[Element region listings]
------------------------------------------------
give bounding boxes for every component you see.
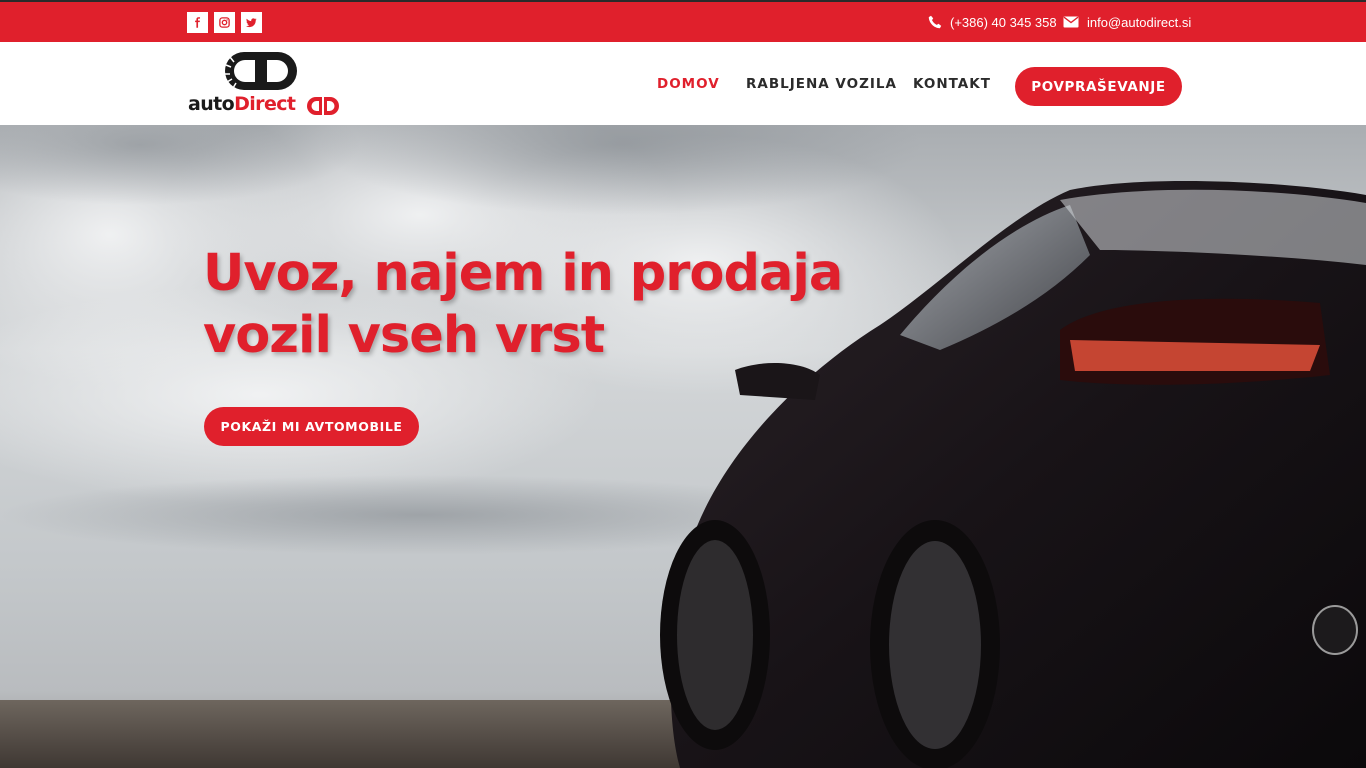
email-address: info@autodirect.si	[1087, 14, 1192, 30]
inquiry-button[interactable]: POVPRAŠEVANJE	[1015, 67, 1182, 106]
nav-rabljena-vozila[interactable]: RABLJENA VOZILA	[746, 76, 897, 92]
email-contact[interactable]: info@autodirect.si	[1063, 2, 1191, 42]
nav-domov[interactable]: DOMOV	[657, 76, 720, 92]
phone-contact[interactable]: (+386) 40 345 358	[928, 2, 1057, 42]
twitter-icon	[246, 18, 257, 28]
phone-number: (+386) 40 345 358	[950, 14, 1057, 30]
phone-icon	[928, 15, 942, 29]
hero-headline-line-1: Uvoz, najem in prodaja	[203, 244, 843, 303]
hero-headline: Uvoz, najem in prodaja vozil vseh vrst	[203, 243, 923, 367]
logo-small-mark-icon	[307, 97, 339, 115]
site-logo[interactable]: autoDirect	[186, 47, 341, 119]
site-header: autoDirect DOMOV RABLJENA VOZILA KONTAKT…	[0, 42, 1366, 125]
logo-mark-icon	[225, 52, 297, 90]
logo-wordmark: autoDirect	[188, 93, 296, 115]
hero-section: Uvoz, najem in prodaja vozil vseh vrst P…	[0, 125, 1366, 768]
nav-kontakt[interactable]: KONTAKT	[913, 76, 991, 92]
facebook-link[interactable]	[187, 12, 208, 33]
show-cars-button[interactable]: POKAŽI MI AVTOMOBILE	[204, 407, 419, 446]
instagram-icon	[219, 17, 230, 28]
instagram-link[interactable]	[214, 12, 235, 33]
hero-background-image	[0, 125, 1366, 768]
hero-headline-line-2: vozil vseh vrst	[203, 306, 605, 365]
top-bar: (+386) 40 345 358 info@autodirect.si	[0, 0, 1366, 42]
facebook-icon	[195, 17, 201, 28]
envelope-icon	[1063, 16, 1079, 28]
twitter-link[interactable]	[241, 12, 262, 33]
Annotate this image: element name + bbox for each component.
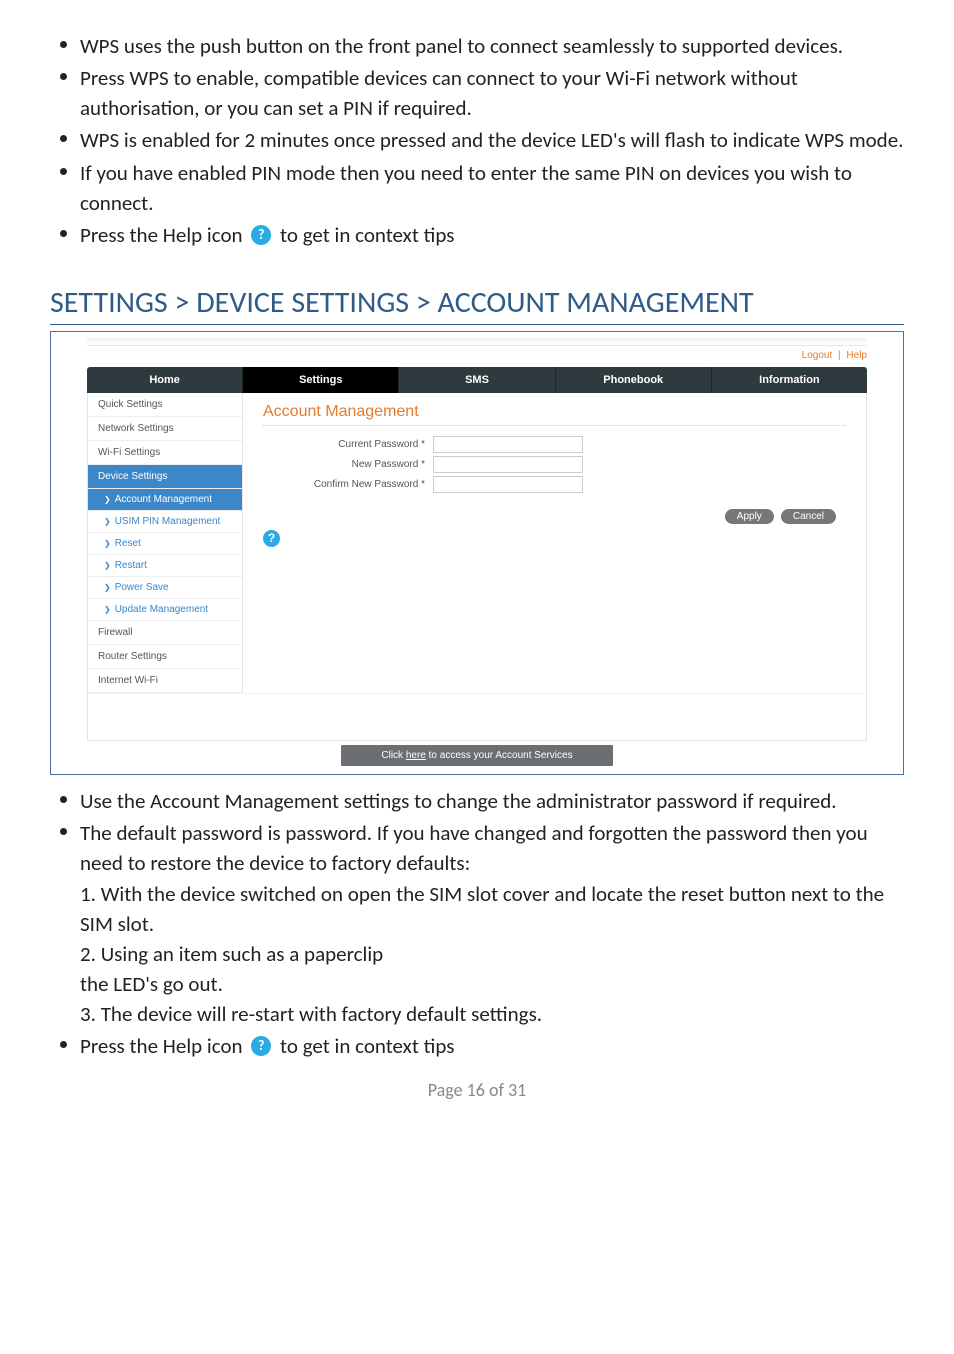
tab-home[interactable]: Home (87, 367, 243, 393)
tab-phonebook[interactable]: Phonebook (556, 367, 712, 393)
current-password-label: Current Password * (263, 439, 433, 450)
account-bullet-list: Use the Account Management settings to c… (50, 785, 904, 1060)
sidebar-sub-reset[interactable]: ❯ Reset (88, 533, 242, 555)
tab-sms[interactable]: SMS (399, 367, 555, 393)
section-heading: SETTINGS > DEVICE SETTINGS > ACCOUNT MAN… (50, 283, 904, 325)
sidebar-item-quick-settings[interactable]: Quick Settings (88, 393, 242, 417)
main-panel: Account Management Current Password * Ne… (243, 393, 866, 693)
sidebar-sub-update-management[interactable]: ❯ Update Management (88, 599, 242, 621)
router-ui-screenshot: Logout | Help Home Settings SMS Phoneboo… (50, 331, 904, 775)
wps-bullet-list: WPS uses the push button on the front pa… (50, 30, 904, 249)
tab-settings[interactable]: Settings (243, 367, 399, 393)
sidebar-item-internet-wifi[interactable]: Internet Wi-Fi (88, 669, 242, 693)
help-icon: ? (251, 225, 271, 245)
util-links: Logout | Help (87, 346, 867, 367)
help-link[interactable]: Help (846, 350, 867, 361)
help-icon: ? (251, 1036, 271, 1056)
settings-sidebar: Quick Settings Network Settings Wi-Fi Se… (88, 393, 243, 693)
account-services-link[interactable]: here (406, 750, 426, 761)
tab-information[interactable]: Information (712, 367, 867, 393)
apply-button[interactable]: Apply (725, 509, 774, 524)
chevron-right-icon: ❯ (104, 605, 111, 614)
sidebar-item-wifi-settings[interactable]: Wi-Fi Settings (88, 441, 242, 465)
wps-help-bullet: Press the Help icon ? to get in context … (80, 219, 904, 249)
account-bullet-1: Use the Account Management settings to c… (80, 785, 904, 815)
footer-bar: Click here to access your Account Servic… (87, 745, 867, 766)
page-number: Page 16 of 31 (50, 1079, 904, 1101)
sidebar-sub-restart[interactable]: ❯ Restart (88, 555, 242, 577)
account-bullet-2: The default password is password. If you… (80, 817, 904, 1028)
main-tabs: Home Settings SMS Phonebook Information (87, 367, 867, 393)
wps-bullet-3: WPS is enabled for 2 minutes once presse… (80, 124, 904, 154)
new-password-label: New Password * (263, 459, 433, 470)
chevron-right-icon: ❯ (104, 583, 111, 592)
chevron-right-icon: ❯ (104, 561, 111, 570)
account-help-bullet: Press the Help icon ? to get in context … (80, 1030, 904, 1060)
panel-title: Account Management (263, 403, 846, 426)
sidebar-item-firewall[interactable]: Firewall (88, 621, 242, 645)
sidebar-sub-power-save[interactable]: ❯ Power Save (88, 577, 242, 599)
sidebar-sub-usim-pin[interactable]: ❯ USIM PIN Management (88, 511, 242, 533)
wps-bullet-1: WPS uses the push button on the front pa… (80, 30, 904, 60)
chevron-right-icon: ❯ (104, 495, 111, 504)
help-icon[interactable]: ? (263, 530, 280, 547)
wps-bullet-4: If you have enabled PIN mode then you ne… (80, 157, 904, 217)
chevron-right-icon: ❯ (104, 517, 111, 526)
sidebar-item-router-settings[interactable]: Router Settings (88, 645, 242, 669)
confirm-password-input[interactable] (433, 476, 583, 493)
current-password-input[interactable] (433, 436, 583, 453)
wps-bullet-2: Press WPS to enable, compatible devices … (80, 62, 904, 122)
cancel-button[interactable]: Cancel (781, 509, 836, 524)
chevron-right-icon: ❯ (104, 539, 111, 548)
sidebar-item-device-settings[interactable]: Device Settings (88, 465, 242, 489)
confirm-password-label: Confirm New Password * (263, 479, 433, 490)
sidebar-sub-account-management[interactable]: ❯ Account Management (88, 489, 242, 511)
logout-link[interactable]: Logout (802, 350, 833, 361)
sidebar-item-network-settings[interactable]: Network Settings (88, 417, 242, 441)
new-password-input[interactable] (433, 456, 583, 473)
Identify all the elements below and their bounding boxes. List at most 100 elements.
------------------------------------------------
Directions
Arrange every line of the records above as a JSON list of strings, one string per line, with blank lines dropped. Leave the pictures out.

Result of this task
[
  "give bounding boxes for every component you see.",
  "email-address: info@autodirect.si\t[1087, 14, 1192, 30]",
  "inquiry-button[interactable]: POVPRAŠEVANJE\t[1015, 67, 1182, 106]",
  "nav-rabljena-vozila[interactable]: RABLJENA VOZILA\t[746, 76, 897, 92]",
  "email-contact[interactable]: info@autodirect.si\t[1063, 2, 1191, 42]",
  "nav-domov[interactable]: DOMOV\t[657, 76, 720, 92]",
  "phone-contact[interactable]: (+386) 40 345 358\t[928, 2, 1057, 42]",
  "twitter-icon\t[246, 18, 257, 28]",
  "phone-number: (+386) 40 345 358\t[950, 14, 1057, 30]",
  "phone-icon\t[928, 15, 942, 29]",
  "hero-headline-line-1: Uvoz, najem in prodaja\t[203, 244, 843, 303]",
  "hero-headline: Uvoz, najem in prodaja vozil vseh vrst\t[203, 243, 923, 367]",
  "logo-small-mark-icon\t[307, 97, 339, 115]",
  "site-logo[interactable]: autoDirect\t[186, 47, 341, 119]",
  "site-header: autoDirect DOMOV RABLJENA VOZILA KONTAKT…\t[0, 42, 1366, 125]",
  "logo-mark-icon\t[225, 52, 297, 90]",
  "logo-wordmark: autoDirect\t[188, 93, 296, 115]",
  "hero-section: Uvoz, najem in prodaja vozil vseh vrst P…\t[0, 125, 1366, 768]",
  "nav-kontakt[interactable]: KONTAKT\t[913, 76, 991, 92]",
  "facebook-link[interactable]\t[187, 12, 208, 33]",
  "show-cars-button[interactable]: POKAŽI MI AVTOMOBILE\t[204, 407, 419, 446]",
  "instagram-icon\t[219, 17, 230, 28]",
  "instagram-link[interactable]\t[214, 12, 235, 33]",
  "hero-background-image\t[0, 125, 1366, 768]",
  "hero-headline-line-2: vozil vseh vrst\t[203, 306, 605, 365]",
  "top-bar: (+386) 40 345 358 info@autodirect.si\t[0, 0, 1366, 42]",
  "facebook-icon\t[195, 17, 201, 28]",
  "envelope-icon\t[1063, 16, 1079, 28]",
  "twitter-link[interactable]\t[241, 12, 262, 33]",
  "Annotate this image: element name + bbox for each component.",
  "tab-home[interactable]: Home (87, 367, 243, 393)",
  "tab-phonebook[interactable]: Phonebook (556, 367, 712, 393)",
  "current-password-label: Current Password * (263, 439, 433, 450)",
  "account-bullet-list: Use the Account Management settings to c… (50, 785, 904, 1060)",
  "sidebar-sub-reset[interactable]: ❯ Reset (88, 533, 242, 555)",
  "tab-sms[interactable]: SMS (399, 367, 555, 393)",
  "section-heading: SETTINGS > DEVICE SETTINGS > ACCOUNT MAN… (50, 283, 904, 325)",
  "sidebar-item-quick-settings[interactable]: Quick Settings (88, 393, 242, 417)",
  "main-panel: Account Management Current Password * Ne… (243, 393, 866, 693)",
  "sidebar-sub-update-management[interactable]: ❯ Update Management (88, 599, 242, 621)",
  "router-ui-screenshot: Logout | Help Home Settings SMS Phoneboo… (50, 331, 904, 775)",
  "wps-bullet-list: WPS uses the push button on the front pa… (50, 30, 904, 249)",
  "tab-settings[interactable]: Settings (243, 367, 399, 393)",
  "sidebar-item-internet-wifi[interactable]: Internet Wi-Fi (88, 669, 242, 693)",
  "help-icon: ? (251, 225, 271, 245)",
  "util-links: Logout | Help (87, 346, 867, 367)",
  "help-link[interactable]: Help (846, 350, 867, 361)",
  "help-icon: ? (251, 1036, 271, 1056)",
  "settings-sidebar: Quick Settings Network Settings Wi-Fi Se… (88, 393, 243, 693)",
  "account-services-link[interactable]: here (406, 750, 426, 761)",
  "tab-information[interactable]: Information (712, 367, 867, 393)",
  "apply-button[interactable]: Apply (725, 509, 774, 524)",
  "chevron-right-icon: ❯ (104, 605, 111, 614)",
  "sidebar-item-wifi-settings[interactable]: Wi-Fi Settings (88, 441, 242, 465)",
  "wps-help-bullet: Press the Help icon ? to get in context … (80, 219, 904, 249)",
  "account-bullet-1: Use the Account Management settings to c… (80, 785, 904, 815)",
  "footer-bar: Click here to access your Account Servic… (87, 745, 867, 766)",
  "page-number: Page 16 of 31 (50, 1079, 904, 1101)",
  "sidebar-sub-restart[interactable]: ❯ Restart (88, 555, 242, 577)",
  "account-bullet-2: The default password is password. If you… (80, 817, 904, 1028)",
  "main-tabs: Home Settings SMS Phonebook Information (87, 367, 867, 393)",
  "wps-bullet-3: WPS is enabled for 2 minutes once presse… (80, 124, 904, 154)",
  "new-password-label: New Password * (263, 459, 433, 470)",
  "chevron-right-icon: ❯ (104, 583, 111, 592)",
  "chevron-right-icon: ❯ (104, 561, 111, 570)",
  "account-help-bullet: Press the Help icon ? to get in context … (80, 1030, 904, 1060)",
  "panel-title: Account Management (263, 403, 846, 426)",
  "sidebar-item-firewall[interactable]: Firewall (88, 621, 242, 645)",
  "sidebar-sub-power-save[interactable]: ❯ Power Save (88, 577, 242, 599)",
  "sidebar-sub-usim-pin[interactable]: ❯ USIM PIN Management (88, 511, 242, 533)",
  "wps-bullet-1: WPS uses the push button on the front pa… (80, 30, 904, 60)",
  "chevron-right-icon: ❯ (104, 495, 111, 504)",
  "help-icon[interactable]: ? (263, 530, 280, 547)",
  "wps-bullet-4: If you have enabled PIN mode then you ne… (80, 157, 904, 217)",
  "chevron-right-icon: ❯ (104, 517, 111, 526)",
  "sidebar-item-router-settings[interactable]: Router Settings (88, 645, 242, 669)",
  "confirm-password-input[interactable] (433, 476, 583, 493)",
  "current-password-input[interactable] (433, 436, 583, 453)",
  "wps-bullet-2: Press WPS to enable, compatible devices … (80, 62, 904, 122)",
  "cancel-button[interactable]: Cancel (781, 509, 836, 524)",
  "chevron-right-icon: ❯ (104, 539, 111, 548)",
  "sidebar-item-device-settings[interactable]: Device Settings (88, 465, 242, 489)",
  "confirm-password-label: Confirm New Password * (263, 479, 433, 490)",
  "sidebar-sub-account-management[interactable]: ❯ Account Management (88, 489, 242, 511)",
  "logout-link[interactable]: Logout (802, 350, 833, 361)",
  "sidebar-item-network-settings[interactable]: Network Settings (88, 417, 242, 441)",
  "new-password-input[interactable] (433, 456, 583, 473)",
  "Identify all the elements below and their bounding boxes. List at most 100 elements."
]